Report every line from the material that contains the word "data".

-----

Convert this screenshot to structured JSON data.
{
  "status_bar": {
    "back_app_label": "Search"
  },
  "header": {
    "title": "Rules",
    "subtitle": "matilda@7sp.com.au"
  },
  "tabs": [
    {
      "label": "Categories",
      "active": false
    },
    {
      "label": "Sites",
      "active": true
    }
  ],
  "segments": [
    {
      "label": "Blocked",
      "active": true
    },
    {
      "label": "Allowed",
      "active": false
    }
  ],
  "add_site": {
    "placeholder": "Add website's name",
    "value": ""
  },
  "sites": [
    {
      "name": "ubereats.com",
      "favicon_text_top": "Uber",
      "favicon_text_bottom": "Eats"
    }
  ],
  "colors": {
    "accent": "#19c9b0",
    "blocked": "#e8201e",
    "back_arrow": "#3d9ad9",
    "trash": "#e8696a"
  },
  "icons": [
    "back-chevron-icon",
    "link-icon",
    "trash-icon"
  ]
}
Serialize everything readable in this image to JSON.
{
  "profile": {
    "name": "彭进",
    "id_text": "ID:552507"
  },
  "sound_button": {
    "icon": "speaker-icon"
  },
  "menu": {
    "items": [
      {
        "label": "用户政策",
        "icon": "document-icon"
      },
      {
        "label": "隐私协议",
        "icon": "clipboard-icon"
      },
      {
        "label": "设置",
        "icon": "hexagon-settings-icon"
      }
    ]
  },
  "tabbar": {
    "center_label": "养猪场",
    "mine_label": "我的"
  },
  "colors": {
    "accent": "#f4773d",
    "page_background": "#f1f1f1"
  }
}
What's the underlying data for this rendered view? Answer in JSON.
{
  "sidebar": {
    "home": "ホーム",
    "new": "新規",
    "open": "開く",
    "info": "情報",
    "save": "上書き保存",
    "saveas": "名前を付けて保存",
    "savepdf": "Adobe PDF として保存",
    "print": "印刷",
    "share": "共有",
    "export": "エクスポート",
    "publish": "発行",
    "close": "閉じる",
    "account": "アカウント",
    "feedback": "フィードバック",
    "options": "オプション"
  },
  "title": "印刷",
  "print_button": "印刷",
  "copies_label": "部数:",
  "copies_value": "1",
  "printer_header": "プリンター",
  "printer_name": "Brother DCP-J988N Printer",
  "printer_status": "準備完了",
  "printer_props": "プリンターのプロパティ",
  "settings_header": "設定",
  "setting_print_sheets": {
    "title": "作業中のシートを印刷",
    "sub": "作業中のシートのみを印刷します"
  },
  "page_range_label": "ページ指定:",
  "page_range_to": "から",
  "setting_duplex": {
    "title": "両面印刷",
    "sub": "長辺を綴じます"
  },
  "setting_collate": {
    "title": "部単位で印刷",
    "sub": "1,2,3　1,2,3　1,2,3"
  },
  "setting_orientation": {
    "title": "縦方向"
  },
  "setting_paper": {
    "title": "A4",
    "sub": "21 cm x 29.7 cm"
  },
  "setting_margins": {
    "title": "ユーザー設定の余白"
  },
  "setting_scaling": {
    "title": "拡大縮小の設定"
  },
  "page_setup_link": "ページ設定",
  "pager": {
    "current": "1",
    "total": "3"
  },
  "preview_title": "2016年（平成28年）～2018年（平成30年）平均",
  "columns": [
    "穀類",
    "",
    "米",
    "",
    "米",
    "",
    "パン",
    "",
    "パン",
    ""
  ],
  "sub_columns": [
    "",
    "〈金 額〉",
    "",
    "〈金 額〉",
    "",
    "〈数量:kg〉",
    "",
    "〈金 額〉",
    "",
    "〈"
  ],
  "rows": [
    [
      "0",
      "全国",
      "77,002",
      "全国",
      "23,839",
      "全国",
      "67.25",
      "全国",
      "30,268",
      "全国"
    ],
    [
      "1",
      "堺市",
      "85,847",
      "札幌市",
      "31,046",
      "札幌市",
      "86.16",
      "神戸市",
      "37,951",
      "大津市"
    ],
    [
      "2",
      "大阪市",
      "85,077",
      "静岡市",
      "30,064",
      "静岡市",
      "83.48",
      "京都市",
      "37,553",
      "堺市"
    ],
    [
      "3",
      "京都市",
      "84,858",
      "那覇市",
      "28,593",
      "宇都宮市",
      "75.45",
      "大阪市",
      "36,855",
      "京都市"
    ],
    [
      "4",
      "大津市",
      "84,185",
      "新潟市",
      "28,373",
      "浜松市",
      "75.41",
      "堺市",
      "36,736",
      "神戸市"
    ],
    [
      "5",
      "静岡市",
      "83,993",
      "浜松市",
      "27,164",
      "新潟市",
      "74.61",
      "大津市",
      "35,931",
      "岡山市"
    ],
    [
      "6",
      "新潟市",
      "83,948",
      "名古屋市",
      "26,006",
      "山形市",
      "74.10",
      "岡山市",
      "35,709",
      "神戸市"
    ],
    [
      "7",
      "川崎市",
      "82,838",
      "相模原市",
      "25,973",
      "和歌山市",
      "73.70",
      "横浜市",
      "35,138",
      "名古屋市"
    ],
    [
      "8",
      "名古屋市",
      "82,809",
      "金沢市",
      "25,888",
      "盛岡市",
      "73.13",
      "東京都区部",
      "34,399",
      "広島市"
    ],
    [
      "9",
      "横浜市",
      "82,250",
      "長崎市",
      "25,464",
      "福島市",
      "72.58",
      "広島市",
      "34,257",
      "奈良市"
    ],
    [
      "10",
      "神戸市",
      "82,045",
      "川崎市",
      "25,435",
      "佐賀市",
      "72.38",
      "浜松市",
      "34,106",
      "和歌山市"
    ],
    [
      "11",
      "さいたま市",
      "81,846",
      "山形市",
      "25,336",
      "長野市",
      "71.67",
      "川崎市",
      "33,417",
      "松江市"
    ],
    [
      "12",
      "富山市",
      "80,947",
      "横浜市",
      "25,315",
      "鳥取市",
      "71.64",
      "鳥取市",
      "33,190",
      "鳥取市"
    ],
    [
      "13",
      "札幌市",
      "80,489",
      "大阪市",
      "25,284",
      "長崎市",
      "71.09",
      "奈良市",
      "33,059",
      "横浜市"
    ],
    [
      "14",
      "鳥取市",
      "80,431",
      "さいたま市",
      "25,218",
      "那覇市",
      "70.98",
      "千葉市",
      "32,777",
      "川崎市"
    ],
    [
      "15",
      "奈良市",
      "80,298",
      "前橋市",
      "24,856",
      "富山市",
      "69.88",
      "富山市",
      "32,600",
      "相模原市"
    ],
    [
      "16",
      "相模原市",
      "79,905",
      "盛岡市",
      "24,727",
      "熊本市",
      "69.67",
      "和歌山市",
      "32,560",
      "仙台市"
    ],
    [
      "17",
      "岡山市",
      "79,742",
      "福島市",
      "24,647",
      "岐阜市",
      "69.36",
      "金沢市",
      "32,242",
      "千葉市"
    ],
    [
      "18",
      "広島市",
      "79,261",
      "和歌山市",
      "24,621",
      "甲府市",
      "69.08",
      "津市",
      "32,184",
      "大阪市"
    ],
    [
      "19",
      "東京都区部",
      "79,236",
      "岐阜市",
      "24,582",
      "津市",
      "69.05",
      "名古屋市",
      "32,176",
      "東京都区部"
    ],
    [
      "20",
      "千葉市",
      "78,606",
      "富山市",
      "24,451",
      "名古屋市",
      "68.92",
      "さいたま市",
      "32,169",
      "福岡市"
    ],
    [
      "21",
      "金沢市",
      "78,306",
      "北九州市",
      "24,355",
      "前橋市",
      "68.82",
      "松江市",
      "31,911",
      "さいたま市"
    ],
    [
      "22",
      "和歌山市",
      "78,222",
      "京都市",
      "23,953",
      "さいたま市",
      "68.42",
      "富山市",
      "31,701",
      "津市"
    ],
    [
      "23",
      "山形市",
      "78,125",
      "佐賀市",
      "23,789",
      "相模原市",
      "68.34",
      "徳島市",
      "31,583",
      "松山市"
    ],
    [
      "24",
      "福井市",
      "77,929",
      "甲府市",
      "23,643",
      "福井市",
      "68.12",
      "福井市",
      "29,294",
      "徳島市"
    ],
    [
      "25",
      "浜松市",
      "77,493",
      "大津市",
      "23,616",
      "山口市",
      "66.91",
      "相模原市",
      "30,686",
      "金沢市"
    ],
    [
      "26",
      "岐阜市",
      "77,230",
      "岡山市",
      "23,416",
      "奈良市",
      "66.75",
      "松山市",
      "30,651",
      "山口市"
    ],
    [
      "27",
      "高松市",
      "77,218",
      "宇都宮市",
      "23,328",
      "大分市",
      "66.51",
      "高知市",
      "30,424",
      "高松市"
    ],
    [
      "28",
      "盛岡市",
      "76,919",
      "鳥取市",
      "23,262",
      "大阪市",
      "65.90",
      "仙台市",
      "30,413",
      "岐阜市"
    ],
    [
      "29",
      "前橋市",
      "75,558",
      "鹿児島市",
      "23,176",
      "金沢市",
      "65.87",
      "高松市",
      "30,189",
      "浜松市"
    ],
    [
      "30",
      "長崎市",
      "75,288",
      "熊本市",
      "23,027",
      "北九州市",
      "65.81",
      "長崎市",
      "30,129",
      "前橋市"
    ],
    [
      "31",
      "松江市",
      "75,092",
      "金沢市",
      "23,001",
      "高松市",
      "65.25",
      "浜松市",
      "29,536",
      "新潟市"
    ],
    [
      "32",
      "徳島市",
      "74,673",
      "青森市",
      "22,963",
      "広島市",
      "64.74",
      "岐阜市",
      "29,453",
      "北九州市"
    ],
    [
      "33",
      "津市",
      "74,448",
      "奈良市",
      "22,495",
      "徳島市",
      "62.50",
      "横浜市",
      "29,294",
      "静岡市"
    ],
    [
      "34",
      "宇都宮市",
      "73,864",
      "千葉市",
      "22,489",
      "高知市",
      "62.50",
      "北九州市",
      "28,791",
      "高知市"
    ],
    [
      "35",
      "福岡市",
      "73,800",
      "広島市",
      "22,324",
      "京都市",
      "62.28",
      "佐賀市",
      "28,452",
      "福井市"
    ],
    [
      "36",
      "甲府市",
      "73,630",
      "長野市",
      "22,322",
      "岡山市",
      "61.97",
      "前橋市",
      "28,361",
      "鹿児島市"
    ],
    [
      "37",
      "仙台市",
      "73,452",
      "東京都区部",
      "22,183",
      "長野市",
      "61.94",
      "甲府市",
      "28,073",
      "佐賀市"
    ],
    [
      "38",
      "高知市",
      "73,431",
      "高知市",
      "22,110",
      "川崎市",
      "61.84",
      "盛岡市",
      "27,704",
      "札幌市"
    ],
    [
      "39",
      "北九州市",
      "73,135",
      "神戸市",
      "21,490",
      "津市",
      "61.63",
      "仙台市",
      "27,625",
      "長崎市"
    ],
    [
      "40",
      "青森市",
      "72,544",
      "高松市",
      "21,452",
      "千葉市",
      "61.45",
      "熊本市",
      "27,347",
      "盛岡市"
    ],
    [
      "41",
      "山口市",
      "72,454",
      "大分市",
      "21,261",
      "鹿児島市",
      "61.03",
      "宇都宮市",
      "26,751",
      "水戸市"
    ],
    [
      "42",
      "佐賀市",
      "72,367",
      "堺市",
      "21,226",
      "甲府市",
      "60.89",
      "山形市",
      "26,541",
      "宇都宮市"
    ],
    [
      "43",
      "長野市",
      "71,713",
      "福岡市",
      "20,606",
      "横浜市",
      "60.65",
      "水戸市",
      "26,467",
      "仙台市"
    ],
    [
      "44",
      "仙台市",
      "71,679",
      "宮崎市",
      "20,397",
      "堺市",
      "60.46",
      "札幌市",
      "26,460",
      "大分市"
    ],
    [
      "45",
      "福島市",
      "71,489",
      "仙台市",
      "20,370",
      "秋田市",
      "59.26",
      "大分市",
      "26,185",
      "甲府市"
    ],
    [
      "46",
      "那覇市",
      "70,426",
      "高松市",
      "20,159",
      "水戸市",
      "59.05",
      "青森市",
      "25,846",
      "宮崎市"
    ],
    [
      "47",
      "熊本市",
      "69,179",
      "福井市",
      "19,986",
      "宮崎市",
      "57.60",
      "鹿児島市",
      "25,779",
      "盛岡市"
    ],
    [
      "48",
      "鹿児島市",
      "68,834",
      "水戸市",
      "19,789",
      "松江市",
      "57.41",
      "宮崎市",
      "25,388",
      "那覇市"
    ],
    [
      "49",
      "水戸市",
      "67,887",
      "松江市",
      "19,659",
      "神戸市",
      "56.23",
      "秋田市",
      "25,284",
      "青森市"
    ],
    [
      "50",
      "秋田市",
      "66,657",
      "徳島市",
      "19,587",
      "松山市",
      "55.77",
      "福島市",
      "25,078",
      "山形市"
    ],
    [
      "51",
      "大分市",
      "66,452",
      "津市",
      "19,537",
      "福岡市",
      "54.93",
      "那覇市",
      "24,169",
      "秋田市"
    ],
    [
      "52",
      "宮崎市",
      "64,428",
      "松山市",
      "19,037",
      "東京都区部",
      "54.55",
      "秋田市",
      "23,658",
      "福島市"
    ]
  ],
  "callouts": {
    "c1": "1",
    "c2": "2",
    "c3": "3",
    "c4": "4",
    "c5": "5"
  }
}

-----

* [Solution to the problem]
Convert this screenshot to structured JSON data.
What's the underlying data for this rendered view? Answer in JSON.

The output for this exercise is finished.